Reproduce every entry exactly, without alteration.

# Materials provided start

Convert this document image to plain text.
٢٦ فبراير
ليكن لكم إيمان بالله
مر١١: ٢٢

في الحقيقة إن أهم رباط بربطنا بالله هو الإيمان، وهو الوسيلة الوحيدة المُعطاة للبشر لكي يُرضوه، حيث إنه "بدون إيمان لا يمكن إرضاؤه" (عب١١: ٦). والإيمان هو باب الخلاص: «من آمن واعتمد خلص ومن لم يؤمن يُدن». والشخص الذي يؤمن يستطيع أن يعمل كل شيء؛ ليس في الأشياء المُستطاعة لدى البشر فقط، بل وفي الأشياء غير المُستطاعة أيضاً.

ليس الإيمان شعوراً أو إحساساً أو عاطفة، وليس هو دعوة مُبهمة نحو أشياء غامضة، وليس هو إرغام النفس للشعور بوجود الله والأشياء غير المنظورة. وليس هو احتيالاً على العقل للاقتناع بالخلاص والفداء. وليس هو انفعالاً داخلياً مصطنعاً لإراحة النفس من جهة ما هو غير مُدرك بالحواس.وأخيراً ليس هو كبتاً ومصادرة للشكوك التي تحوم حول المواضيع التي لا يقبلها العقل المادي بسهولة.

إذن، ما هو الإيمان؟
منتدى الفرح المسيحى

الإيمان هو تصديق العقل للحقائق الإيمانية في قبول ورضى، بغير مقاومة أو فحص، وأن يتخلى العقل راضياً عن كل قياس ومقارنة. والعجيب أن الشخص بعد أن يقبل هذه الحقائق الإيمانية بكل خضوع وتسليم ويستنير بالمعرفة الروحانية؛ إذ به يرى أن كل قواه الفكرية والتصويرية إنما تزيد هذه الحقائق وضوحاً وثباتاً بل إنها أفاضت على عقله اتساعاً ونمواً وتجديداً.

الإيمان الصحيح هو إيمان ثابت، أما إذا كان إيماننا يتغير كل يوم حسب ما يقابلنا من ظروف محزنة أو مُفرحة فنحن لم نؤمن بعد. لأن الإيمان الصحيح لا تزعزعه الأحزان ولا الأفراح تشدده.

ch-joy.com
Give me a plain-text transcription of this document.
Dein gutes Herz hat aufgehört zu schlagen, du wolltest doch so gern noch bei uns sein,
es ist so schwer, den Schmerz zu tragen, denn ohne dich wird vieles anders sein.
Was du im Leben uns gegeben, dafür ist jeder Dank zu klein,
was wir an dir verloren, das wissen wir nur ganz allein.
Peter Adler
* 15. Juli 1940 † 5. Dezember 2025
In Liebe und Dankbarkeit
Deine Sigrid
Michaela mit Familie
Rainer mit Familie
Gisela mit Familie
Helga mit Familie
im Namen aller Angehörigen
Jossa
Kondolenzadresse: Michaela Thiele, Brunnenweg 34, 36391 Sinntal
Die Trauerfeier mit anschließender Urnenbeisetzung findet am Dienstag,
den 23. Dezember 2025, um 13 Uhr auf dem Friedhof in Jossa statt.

# Materials provided end

* _The reply_:
Convert this document image to plain text.
٢٦ فبراير
ليكن لكم إيمان بالله
مر١١: ٢٢

في الحقيقة إن أهم رباط بربطنا بالله هو الإيمان، وهو الوسيلة الوحيدة المُعطاة للبشر لكي يُرضوه، حيث إنه "بدون إيمان لا يمكن إرضاؤه" (عب١١: ٦). والإيمان هو باب الخلاص: «من آمن واعتمد خلص ومن لم يؤمن يُدن». والشخص الذي يؤمن يستطيع أن يعمل كل شيء؛ ليس في الأشياء المُستطاعة لدى البشر فقط، بل وفي الأشياء غير المُستطاعة أيضاً.

ليس الإيمان شعوراً أو إحساساً أو عاطفة، وليس هو دعوة مُبهمة نحو أشياء غامضة، وليس هو إرغام النفس للشعور بوجود الله والأشياء غير المنظورة. وليس هو احتيالاً على العقل للاقتناع بالخلاص والفداء. وليس هو انفعالاً داخلياً مصطنعاً لإراحة النفس من جهة ما هو غير مُدرك بالحواس.وأخيراً ليس هو كبتاً ومصادرة للشكوك التي تحوم حول المواضيع التي لا يقبلها العقل المادي بسهولة.

إذن، ما هو الإيمان؟
منتدى الفرح المسيحى

الإيمان هو تصديق العقل للحقائق الإيمانية في قبول ورضى، بغير مقاومة أو فحص، وأن يتخلى العقل راضياً عن كل قياس ومقارنة. والعجيب أن الشخص بعد أن يقبل هذه الحقائق الإيمانية بكل خضوع وتسليم ويستنير بالمعرفة الروحانية؛ إذ به يرى أن كل قواه الفكرية والتصويرية إنما تزيد هذه الحقائق وضوحاً وثباتاً بل إنها أفاضت على عقله اتساعاً ونمواً وتجديداً.

الإيمان الصحيح هو إيمان ثابت، أما إذا كان إيماننا يتغير كل يوم حسب ما يقابلنا من ظروف محزنة أو مُفرحة فنحن لم نؤمن بعد. لأن الإيمان الصحيح لا تزعزعه الأحزان ولا الأفراح تشدده.

ch-joy.com
Give me a plain-text transcription of this document.
Dein gutes Herz hat aufgehört zu schlagen, du wolltest doch so gern noch bei uns sein,
es ist so schwer, den Schmerz zu tragen, denn ohne dich wird vieles anders sein.
Was du im Leben uns gegeben, dafür ist jeder Dank zu klein,
was wir an dir verloren, das wissen wir nur ganz allein.
Peter Adler
* 15. Juli 1940 † 5. Dezember 2025
In Liebe und Dankbarkeit
Deine Sigrid
Michaela mit Familie
Rainer mit Familie
Gisela mit Familie
Helga mit Familie
im Namen aller Angehörigen
Jossa
Kondolenzadresse: Michaela Thiele, Brunnenweg 34, 36391 Sinntal
Die Trauerfeier mit anschließender Urnenbeisetzung findet am Dienstag,
den 23. Dezember 2025, um 13 Uhr auf dem Friedhof in Jossa statt.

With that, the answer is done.